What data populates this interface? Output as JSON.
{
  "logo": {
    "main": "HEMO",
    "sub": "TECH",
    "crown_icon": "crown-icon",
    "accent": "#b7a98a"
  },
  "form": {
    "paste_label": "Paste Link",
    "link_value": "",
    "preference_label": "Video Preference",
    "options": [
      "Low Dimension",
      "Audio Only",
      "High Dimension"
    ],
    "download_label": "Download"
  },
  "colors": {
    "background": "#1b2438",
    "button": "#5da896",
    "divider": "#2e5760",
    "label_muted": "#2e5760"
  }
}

* _Exercise brief_
Restate the whole listing exactly, leaving out nothing.

* _Result of this task_
What data populates this interface? Output as JSON.
{
  "logo": {
    "main": "HEMO",
    "sub": "TECH",
    "crown_icon": "crown-icon",
    "accent": "#b7a98a"
  },
  "form": {
    "paste_label": "Paste Link",
    "link_value": "",
    "preference_label": "Video Preference",
    "options": [
      "Low Dimension",
      "Audio Only",
      "High Dimension"
    ],
    "download_label": "Download"
  },
  "colors": {
    "background": "#1b2438",
    "button": "#5da896",
    "divider": "#2e5760",
    "label_muted": "#2e5760"
  }
}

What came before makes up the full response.